_Given records_
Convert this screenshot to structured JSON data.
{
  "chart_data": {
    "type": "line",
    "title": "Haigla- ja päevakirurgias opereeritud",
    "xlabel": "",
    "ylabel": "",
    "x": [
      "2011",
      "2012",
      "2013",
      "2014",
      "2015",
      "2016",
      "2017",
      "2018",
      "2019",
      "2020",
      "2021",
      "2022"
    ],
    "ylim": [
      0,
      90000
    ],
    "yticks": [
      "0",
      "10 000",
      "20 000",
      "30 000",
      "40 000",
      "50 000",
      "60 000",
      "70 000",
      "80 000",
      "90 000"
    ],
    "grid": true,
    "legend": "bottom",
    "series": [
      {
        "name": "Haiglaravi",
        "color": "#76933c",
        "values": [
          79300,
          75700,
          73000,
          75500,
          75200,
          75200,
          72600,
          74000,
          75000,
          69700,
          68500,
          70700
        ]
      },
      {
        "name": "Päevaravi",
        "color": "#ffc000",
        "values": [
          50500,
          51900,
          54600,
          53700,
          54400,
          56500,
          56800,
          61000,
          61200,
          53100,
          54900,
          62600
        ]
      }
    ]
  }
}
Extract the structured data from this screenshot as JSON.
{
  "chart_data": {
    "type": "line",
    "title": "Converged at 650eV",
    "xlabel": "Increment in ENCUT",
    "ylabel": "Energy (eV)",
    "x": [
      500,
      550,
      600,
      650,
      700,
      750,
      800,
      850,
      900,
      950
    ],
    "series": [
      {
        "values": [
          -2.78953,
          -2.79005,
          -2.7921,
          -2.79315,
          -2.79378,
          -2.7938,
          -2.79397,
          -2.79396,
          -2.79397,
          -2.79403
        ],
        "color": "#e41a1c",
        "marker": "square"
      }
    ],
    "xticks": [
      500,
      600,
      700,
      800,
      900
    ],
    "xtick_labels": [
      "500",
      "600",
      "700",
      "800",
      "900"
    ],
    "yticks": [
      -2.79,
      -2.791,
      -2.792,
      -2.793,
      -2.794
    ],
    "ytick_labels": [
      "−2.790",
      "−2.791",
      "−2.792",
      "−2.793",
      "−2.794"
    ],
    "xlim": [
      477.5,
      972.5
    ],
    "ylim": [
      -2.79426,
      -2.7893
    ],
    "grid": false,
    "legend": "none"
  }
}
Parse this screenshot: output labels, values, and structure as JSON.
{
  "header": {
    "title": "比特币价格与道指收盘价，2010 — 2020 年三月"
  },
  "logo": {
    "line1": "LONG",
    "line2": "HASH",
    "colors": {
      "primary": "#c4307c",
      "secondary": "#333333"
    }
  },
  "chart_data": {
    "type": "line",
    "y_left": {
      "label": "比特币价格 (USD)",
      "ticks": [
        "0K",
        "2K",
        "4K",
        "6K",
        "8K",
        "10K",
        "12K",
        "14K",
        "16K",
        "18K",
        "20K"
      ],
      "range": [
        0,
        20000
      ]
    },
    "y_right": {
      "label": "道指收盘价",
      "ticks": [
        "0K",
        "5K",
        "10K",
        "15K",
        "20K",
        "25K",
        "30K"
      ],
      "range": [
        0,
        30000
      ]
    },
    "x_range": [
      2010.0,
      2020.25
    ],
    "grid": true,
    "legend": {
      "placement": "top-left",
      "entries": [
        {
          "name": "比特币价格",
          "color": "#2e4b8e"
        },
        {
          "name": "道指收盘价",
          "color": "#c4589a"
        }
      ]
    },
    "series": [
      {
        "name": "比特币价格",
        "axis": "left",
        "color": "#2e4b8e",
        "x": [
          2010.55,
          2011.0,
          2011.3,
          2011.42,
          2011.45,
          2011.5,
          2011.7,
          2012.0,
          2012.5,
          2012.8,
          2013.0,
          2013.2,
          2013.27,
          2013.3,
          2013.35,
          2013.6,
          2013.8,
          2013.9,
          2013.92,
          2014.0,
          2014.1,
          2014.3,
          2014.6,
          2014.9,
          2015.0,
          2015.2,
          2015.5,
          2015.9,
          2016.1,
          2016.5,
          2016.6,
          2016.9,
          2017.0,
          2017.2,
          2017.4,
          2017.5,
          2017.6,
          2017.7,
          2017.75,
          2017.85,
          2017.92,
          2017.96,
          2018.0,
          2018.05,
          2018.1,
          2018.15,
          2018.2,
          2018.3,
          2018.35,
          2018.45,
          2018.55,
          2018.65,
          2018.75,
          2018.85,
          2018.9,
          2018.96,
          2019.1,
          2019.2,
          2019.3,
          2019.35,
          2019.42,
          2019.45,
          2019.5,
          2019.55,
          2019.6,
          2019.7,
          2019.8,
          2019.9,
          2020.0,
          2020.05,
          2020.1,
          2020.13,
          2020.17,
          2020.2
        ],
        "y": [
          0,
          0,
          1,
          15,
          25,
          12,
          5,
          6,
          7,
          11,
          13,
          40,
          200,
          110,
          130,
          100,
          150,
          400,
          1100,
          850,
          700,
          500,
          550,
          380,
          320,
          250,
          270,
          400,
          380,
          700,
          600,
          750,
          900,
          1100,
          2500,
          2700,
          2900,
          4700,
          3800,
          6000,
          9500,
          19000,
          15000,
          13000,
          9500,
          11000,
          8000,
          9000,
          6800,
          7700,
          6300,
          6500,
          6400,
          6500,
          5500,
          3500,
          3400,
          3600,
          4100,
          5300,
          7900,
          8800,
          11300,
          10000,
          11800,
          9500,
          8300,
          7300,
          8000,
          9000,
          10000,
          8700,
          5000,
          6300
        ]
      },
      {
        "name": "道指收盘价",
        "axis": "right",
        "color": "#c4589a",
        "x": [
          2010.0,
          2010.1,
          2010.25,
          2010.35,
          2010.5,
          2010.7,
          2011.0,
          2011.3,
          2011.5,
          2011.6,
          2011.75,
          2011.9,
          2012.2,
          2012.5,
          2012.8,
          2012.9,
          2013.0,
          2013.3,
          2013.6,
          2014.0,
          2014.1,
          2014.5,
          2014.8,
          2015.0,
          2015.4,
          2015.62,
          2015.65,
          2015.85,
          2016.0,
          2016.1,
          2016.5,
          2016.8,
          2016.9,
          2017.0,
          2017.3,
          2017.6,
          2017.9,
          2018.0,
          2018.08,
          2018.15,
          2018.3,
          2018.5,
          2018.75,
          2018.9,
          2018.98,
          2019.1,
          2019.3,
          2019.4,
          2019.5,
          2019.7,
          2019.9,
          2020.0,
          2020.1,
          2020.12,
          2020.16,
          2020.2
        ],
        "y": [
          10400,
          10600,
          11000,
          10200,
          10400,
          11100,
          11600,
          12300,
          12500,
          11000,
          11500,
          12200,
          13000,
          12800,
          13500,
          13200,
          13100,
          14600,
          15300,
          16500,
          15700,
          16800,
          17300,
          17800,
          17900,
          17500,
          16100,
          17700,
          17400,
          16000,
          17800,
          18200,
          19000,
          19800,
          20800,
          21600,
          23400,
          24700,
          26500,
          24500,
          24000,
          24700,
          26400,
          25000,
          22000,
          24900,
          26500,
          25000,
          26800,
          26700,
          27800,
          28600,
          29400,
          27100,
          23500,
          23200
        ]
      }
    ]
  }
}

_Exercise aim_
Take the records above and return them exactly as written.

_Solution for this exercise_
Convert this screenshot to structured JSON data.
{
  "chart_data": {
    "type": "line",
    "title": "Haigla- ja päevakirurgias opereeritud",
    "xlabel": "",
    "ylabel": "",
    "x": [
      "2011",
      "2012",
      "2013",
      "2014",
      "2015",
      "2016",
      "2017",
      "2018",
      "2019",
      "2020",
      "2021",
      "2022"
    ],
    "ylim": [
      0,
      90000
    ],
    "yticks": [
      "0",
      "10 000",
      "20 000",
      "30 000",
      "40 000",
      "50 000",
      "60 000",
      "70 000",
      "80 000",
      "90 000"
    ],
    "grid": true,
    "legend": "bottom",
    "series": [
      {
        "name": "Haiglaravi",
        "color": "#76933c",
        "values": [
          79300,
          75700,
          73000,
          75500,
          75200,
          75200,
          72600,
          74000,
          75000,
          69700,
          68500,
          70700
        ]
      },
      {
        "name": "Päevaravi",
        "color": "#ffc000",
        "values": [
          50500,
          51900,
          54600,
          53700,
          54400,
          56500,
          56800,
          61000,
          61200,
          53100,
          54900,
          62600
        ]
      }
    ]
  }
}
Extract the structured data from this screenshot as JSON.
{
  "chart_data": {
    "type": "line",
    "title": "Converged at 650eV",
    "xlabel": "Increment in ENCUT",
    "ylabel": "Energy (eV)",
    "x": [
      500,
      550,
      600,
      650,
      700,
      750,
      800,
      850,
      900,
      950
    ],
    "series": [
      {
        "values": [
          -2.78953,
          -2.79005,
          -2.7921,
          -2.79315,
          -2.79378,
          -2.7938,
          -2.79397,
          -2.79396,
          -2.79397,
          -2.79403
        ],
        "color": "#e41a1c",
        "marker": "square"
      }
    ],
    "xticks": [
      500,
      600,
      700,
      800,
      900
    ],
    "xtick_labels": [
      "500",
      "600",
      "700",
      "800",
      "900"
    ],
    "yticks": [
      -2.79,
      -2.791,
      -2.792,
      -2.793,
      -2.794
    ],
    "ytick_labels": [
      "−2.790",
      "−2.791",
      "−2.792",
      "−2.793",
      "−2.794"
    ],
    "xlim": [
      477.5,
      972.5
    ],
    "ylim": [
      -2.79426,
      -2.7893
    ],
    "grid": false,
    "legend": "none"
  }
}
Parse this screenshot: output labels, values, and structure as JSON.
{
  "header": {
    "title": "比特币价格与道指收盘价，2010 — 2020 年三月"
  },
  "logo": {
    "line1": "LONG",
    "line2": "HASH",
    "colors": {
      "primary": "#c4307c",
      "secondary": "#333333"
    }
  },
  "chart_data": {
    "type": "line",
    "y_left": {
      "label": "比特币价格 (USD)",
      "ticks": [
        "0K",
        "2K",
        "4K",
        "6K",
        "8K",
        "10K",
        "12K",
        "14K",
        "16K",
        "18K",
        "20K"
      ],
      "range": [
        0,
        20000
      ]
    },
    "y_right": {
      "label": "道指收盘价",
      "ticks": [
        "0K",
        "5K",
        "10K",
        "15K",
        "20K",
        "25K",
        "30K"
      ],
      "range": [
        0,
        30000
      ]
    },
    "x_range": [
      2010.0,
      2020.25
    ],
    "grid": true,
    "legend": {
      "placement": "top-left",
      "entries": [
        {
          "name": "比特币价格",
          "color": "#2e4b8e"
        },
        {
          "name": "道指收盘价",
          "color": "#c4589a"
        }
      ]
    },
    "series": [
      {
        "name": "比特币价格",
        "axis": "left",
        "color": "#2e4b8e",
        "x": [
          2010.55,
          2011.0,
          2011.3,
          2011.42,
          2011.45,
          2011.5,
          2011.7,
          2012.0,
          2012.5,
          2012.8,
          2013.0,
          2013.2,
          2013.27,
          2013.3,
          2013.35,
          2013.6,
          2013.8,
          2013.9,
          2013.92,
          2014.0,
          2014.1,
          2014.3,
          2014.6,
          2014.9,
          2015.0,
          2015.2,
          2015.5,
          2015.9,
          2016.1,
          2016.5,
          2016.6,
          2016.9,
          2017.0,
          2017.2,
          2017.4,
          2017.5,
          2017.6,
          2017.7,
          2017.75,
          2017.85,
          2017.92,
          2017.96,
          2018.0,
          2018.05,
          2018.1,
          2018.15,
          2018.2,
          2018.3,
          2018.35,
          2018.45,
          2018.55,
          2018.65,
          2018.75,
          2018.85,
          2018.9,
          2018.96,
          2019.1,
          2019.2,
          2019.3,
          2019.35,
          2019.42,
          2019.45,
          2019.5,
          2019.55,
          2019.6,
          2019.7,
          2019.8,
          2019.9,
          2020.0,
          2020.05,
          2020.1,
          2020.13,
          2020.17,
          2020.2
        ],
        "y": [
          0,
          0,
          1,
          15,
          25,
          12,
          5,
          6,
          7,
          11,
          13,
          40,
          200,
          110,
          130,
          100,
          150,
          400,
          1100,
          850,
          700,
          500,
          550,
          380,
          320,
          250,
          270,
          400,
          380,
          700,
          600,
          750,
          900,
          1100,
          2500,
          2700,
          2900,
          4700,
          3800,
          6000,
          9500,
          19000,
          15000,
          13000,
          9500,
          11000,
          8000,
          9000,
          6800,
          7700,
          6300,
          6500,
          6400,
          6500,
          5500,
          3500,
          3400,
          3600,
          4100,
          5300,
          7900,
          8800,
          11300,
          10000,
          11800,
          9500,
          8300,
          7300,
          8000,
          9000,
          10000,
          8700,
          5000,
          6300
        ]
      },
      {
        "name": "道指收盘价",
        "axis": "right",
        "color": "#c4589a",
        "x": [
          2010.0,
          2010.1,
          2010.25,
          2010.35,
          2010.5,
          2010.7,
          2011.0,
          2011.3,
          2011.5,
          2011.6,
          2011.75,
          2011.9,
          2012.2,
          2012.5,
          2012.8,
          2012.9,
          2013.0,
          2013.3,
          2013.6,
          2014.0,
          2014.1,
          2014.5,
          2014.8,
          2015.0,
          2015.4,
          2015.62,
          2015.65,
          2015.85,
          2016.0,
          2016.1,
          2016.5,
          2016.8,
          2016.9,
          2017.0,
          2017.3,
          2017.6,
          2017.9,
          2018.0,
          2018.08,
          2018.15,
          2018.3,
          2018.5,
          2018.75,
          2018.9,
          2018.98,
          2019.1,
          2019.3,
          2019.4,
          2019.5,
          2019.7,
          2019.9,
          2020.0,
          2020.1,
          2020.12,
          2020.16,
          2020.2
        ],
        "y": [
          10400,
          10600,
          11000,
          10200,
          10400,
          11100,
          11600,
          12300,
          12500,
          11000,
          11500,
          12200,
          13000,
          12800,
          13500,
          13200,
          13100,
          14600,
          15300,
          16500,
          15700,
          16800,
          17300,
          17800,
          17900,
          17500,
          16100,
          17700,
          17400,
          16000,
          17800,
          18200,
          19000,
          19800,
          20800,
          21600,
          23400,
          24700,
          26500,
          24500,
          24000,
          24700,
          26400,
          25000,
          22000,
          24900,
          26500,
          25000,
          26800,
          26700,
          27800,
          28600,
          29400,
          27100,
          23500,
          23200
        ]
      }
    ]
  }
}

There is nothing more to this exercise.